### Exercise details
Copy out each line exactly as it appears.

### Data to use

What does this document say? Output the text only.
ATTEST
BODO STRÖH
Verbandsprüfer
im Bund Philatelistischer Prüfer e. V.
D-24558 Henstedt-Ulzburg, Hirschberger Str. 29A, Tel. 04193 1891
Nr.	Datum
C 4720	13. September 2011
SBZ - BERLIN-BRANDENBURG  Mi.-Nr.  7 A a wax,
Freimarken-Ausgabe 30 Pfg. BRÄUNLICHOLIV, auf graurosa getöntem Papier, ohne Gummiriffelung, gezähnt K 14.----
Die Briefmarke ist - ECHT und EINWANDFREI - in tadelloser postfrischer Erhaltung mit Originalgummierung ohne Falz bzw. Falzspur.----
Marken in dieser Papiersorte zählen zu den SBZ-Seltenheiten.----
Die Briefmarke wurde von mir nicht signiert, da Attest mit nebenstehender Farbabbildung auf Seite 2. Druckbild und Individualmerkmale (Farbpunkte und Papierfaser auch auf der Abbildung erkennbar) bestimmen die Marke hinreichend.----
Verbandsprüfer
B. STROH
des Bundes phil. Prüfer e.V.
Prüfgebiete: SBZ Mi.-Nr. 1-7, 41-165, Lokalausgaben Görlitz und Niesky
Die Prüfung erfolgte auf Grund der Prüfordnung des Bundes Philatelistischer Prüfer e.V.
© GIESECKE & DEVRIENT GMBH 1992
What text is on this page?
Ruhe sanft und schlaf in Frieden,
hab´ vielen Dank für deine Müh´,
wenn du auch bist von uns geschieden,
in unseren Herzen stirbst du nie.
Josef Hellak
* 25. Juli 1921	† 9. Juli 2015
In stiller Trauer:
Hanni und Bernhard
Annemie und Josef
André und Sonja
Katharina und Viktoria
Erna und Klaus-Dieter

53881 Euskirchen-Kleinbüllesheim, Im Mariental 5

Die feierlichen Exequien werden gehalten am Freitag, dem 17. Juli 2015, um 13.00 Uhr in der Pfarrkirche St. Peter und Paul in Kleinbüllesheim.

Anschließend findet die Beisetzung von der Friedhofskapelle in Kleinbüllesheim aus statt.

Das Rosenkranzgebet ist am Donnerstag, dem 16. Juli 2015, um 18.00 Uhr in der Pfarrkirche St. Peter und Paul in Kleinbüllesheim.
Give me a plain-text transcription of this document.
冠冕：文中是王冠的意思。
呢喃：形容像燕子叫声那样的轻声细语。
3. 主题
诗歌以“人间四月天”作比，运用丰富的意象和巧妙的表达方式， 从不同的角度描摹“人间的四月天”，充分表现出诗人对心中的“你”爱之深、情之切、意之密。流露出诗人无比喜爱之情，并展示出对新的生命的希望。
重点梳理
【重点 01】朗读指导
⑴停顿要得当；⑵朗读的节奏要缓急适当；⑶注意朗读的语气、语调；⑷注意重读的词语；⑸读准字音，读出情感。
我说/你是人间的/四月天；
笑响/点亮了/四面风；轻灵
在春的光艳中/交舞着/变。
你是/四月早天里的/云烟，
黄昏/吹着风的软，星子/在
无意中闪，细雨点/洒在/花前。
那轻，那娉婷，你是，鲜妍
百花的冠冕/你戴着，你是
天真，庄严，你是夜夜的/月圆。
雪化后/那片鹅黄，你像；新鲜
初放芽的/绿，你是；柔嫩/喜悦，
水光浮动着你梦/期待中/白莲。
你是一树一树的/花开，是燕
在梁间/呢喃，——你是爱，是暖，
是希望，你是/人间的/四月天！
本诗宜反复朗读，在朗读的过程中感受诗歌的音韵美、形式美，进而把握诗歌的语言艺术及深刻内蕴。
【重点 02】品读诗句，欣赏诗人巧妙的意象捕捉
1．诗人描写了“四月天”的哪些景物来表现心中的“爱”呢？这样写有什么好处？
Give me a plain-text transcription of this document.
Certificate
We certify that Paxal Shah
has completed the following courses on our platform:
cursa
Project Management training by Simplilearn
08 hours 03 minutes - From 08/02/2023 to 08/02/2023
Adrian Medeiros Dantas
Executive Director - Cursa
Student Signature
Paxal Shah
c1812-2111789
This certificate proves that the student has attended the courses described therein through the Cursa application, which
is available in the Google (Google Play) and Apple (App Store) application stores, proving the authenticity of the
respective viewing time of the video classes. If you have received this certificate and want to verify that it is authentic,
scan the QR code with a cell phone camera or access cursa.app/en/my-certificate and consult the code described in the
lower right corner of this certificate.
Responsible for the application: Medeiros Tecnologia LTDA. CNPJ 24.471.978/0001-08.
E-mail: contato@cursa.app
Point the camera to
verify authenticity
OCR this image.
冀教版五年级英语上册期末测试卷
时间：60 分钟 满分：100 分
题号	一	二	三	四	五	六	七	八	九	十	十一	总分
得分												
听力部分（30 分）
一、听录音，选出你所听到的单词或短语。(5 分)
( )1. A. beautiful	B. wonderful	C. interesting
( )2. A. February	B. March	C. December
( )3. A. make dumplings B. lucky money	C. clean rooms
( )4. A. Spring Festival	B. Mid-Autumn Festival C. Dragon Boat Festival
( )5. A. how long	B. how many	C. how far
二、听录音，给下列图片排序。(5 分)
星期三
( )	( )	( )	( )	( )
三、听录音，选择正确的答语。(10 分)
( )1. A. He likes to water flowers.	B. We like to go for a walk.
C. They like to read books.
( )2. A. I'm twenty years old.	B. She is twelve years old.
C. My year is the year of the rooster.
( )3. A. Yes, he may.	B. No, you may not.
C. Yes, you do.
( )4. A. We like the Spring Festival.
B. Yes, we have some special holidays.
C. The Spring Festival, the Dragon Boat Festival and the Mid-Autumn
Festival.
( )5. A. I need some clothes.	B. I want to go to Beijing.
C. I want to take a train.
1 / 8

### Reply
What does this document say? Output the text only.
ATTEST
BODO STRÖH
Verbandsprüfer
im Bund Philatelistischer Prüfer e. V.
D-24558 Henstedt-Ulzburg, Hirschberger Str. 29A, Tel. 04193 1891
Nr.	Datum
C 4720	13. September 2011
SBZ - BERLIN-BRANDENBURG  Mi.-Nr.  7 A a wax,
Freimarken-Ausgabe 30 Pfg. BRÄUNLICHOLIV, auf graurosa getöntem Papier, ohne Gummiriffelung, gezähnt K 14.----
Die Briefmarke ist - ECHT und EINWANDFREI - in tadelloser postfrischer Erhaltung mit Originalgummierung ohne Falz bzw. Falzspur.----
Marken in dieser Papiersorte zählen zu den SBZ-Seltenheiten.----
Die Briefmarke wurde von mir nicht signiert, da Attest mit nebenstehender Farbabbildung auf Seite 2. Druckbild und Individualmerkmale (Farbpunkte und Papierfaser auch auf der Abbildung erkennbar) bestimmen die Marke hinreichend.----
Verbandsprüfer
B. STROH
des Bundes phil. Prüfer e.V.
Prüfgebiete: SBZ Mi.-Nr. 1-7, 41-165, Lokalausgaben Görlitz und Niesky
Die Prüfung erfolgte auf Grund der Prüfordnung des Bundes Philatelistischer Prüfer e.V.
© GIESECKE & DEVRIENT GMBH 1992
What text is on this page?
Ruhe sanft und schlaf in Frieden,
hab´ vielen Dank für deine Müh´,
wenn du auch bist von uns geschieden,
in unseren Herzen stirbst du nie.
Josef Hellak
* 25. Juli 1921	† 9. Juli 2015
In stiller Trauer:
Hanni und Bernhard
Annemie und Josef
André und Sonja
Katharina und Viktoria
Erna und Klaus-Dieter

53881 Euskirchen-Kleinbüllesheim, Im Mariental 5

Die feierlichen Exequien werden gehalten am Freitag, dem 17. Juli 2015, um 13.00 Uhr in der Pfarrkirche St. Peter und Paul in Kleinbüllesheim.

Anschließend findet die Beisetzung von der Friedhofskapelle in Kleinbüllesheim aus statt.

Das Rosenkranzgebet ist am Donnerstag, dem 16. Juli 2015, um 18.00 Uhr in der Pfarrkirche St. Peter und Paul in Kleinbüllesheim.
Give me a plain-text transcription of this document.
冠冕：文中是王冠的意思。
呢喃：形容像燕子叫声那样的轻声细语。
3. 主题
诗歌以“人间四月天”作比，运用丰富的意象和巧妙的表达方式， 从不同的角度描摹“人间的四月天”，充分表现出诗人对心中的“你”爱之深、情之切、意之密。流露出诗人无比喜爱之情，并展示出对新的生命的希望。
重点梳理
【重点 01】朗读指导
⑴停顿要得当；⑵朗读的节奏要缓急适当；⑶注意朗读的语气、语调；⑷注意重读的词语；⑸读准字音，读出情感。
我说/你是人间的/四月天；
笑响/点亮了/四面风；轻灵
在春的光艳中/交舞着/变。
你是/四月早天里的/云烟，
黄昏/吹着风的软，星子/在
无意中闪，细雨点/洒在/花前。
那轻，那娉婷，你是，鲜妍
百花的冠冕/你戴着，你是
天真，庄严，你是夜夜的/月圆。
雪化后/那片鹅黄，你像；新鲜
初放芽的/绿，你是；柔嫩/喜悦，
水光浮动着你梦/期待中/白莲。
你是一树一树的/花开，是燕
在梁间/呢喃，——你是爱，是暖，
是希望，你是/人间的/四月天！
本诗宜反复朗读，在朗读的过程中感受诗歌的音韵美、形式美，进而把握诗歌的语言艺术及深刻内蕴。
【重点 02】品读诗句，欣赏诗人巧妙的意象捕捉
1．诗人描写了“四月天”的哪些景物来表现心中的“爱”呢？这样写有什么好处？
Give me a plain-text transcription of this document.
Certificate
We certify that Paxal Shah
has completed the following courses on our platform:
cursa
Project Management training by Simplilearn
08 hours 03 minutes - From 08/02/2023 to 08/02/2023
Adrian Medeiros Dantas
Executive Director - Cursa
Student Signature
Paxal Shah
c1812-2111789
This certificate proves that the student has attended the courses described therein through the Cursa application, which
is available in the Google (Google Play) and Apple (App Store) application stores, proving the authenticity of the
respective viewing time of the video classes. If you have received this certificate and want to verify that it is authentic,
scan the QR code with a cell phone camera or access cursa.app/en/my-certificate and consult the code described in the
lower right corner of this certificate.
Responsible for the application: Medeiros Tecnologia LTDA. CNPJ 24.471.978/0001-08.
E-mail: contato@cursa.app
Point the camera to
verify authenticity
OCR this image.
冀教版五年级英语上册期末测试卷
时间：60 分钟 满分：100 分
题号	一	二	三	四	五	六	七	八	九	十	十一	总分
得分												
听力部分（30 分）
一、听录音，选出你所听到的单词或短语。(5 分)
( )1. A. beautiful	B. wonderful	C. interesting
( )2. A. February	B. March	C. December
( )3. A. make dumplings B. lucky money	C. clean rooms
( )4. A. Spring Festival	B. Mid-Autumn Festival C. Dragon Boat Festival
( )5. A. how long	B. how many	C. how far
二、听录音，给下列图片排序。(5 分)
星期三
( )	( )	( )	( )	( )
三、听录音，选择正确的答语。(10 分)
( )1. A. He likes to water flowers.	B. We like to go for a walk.
C. They like to read books.
( )2. A. I'm twenty years old.	B. She is twelve years old.
C. My year is the year of the rooster.
( )3. A. Yes, he may.	B. No, you may not.
C. Yes, you do.
( )4. A. We like the Spring Festival.
B. Yes, we have some special holidays.
C. The Spring Festival, the Dragon Boat Festival and the Mid-Autumn
Festival.
( )5. A. I need some clothes.	B. I want to go to Beijing.
C. I want to take a train.
1 / 8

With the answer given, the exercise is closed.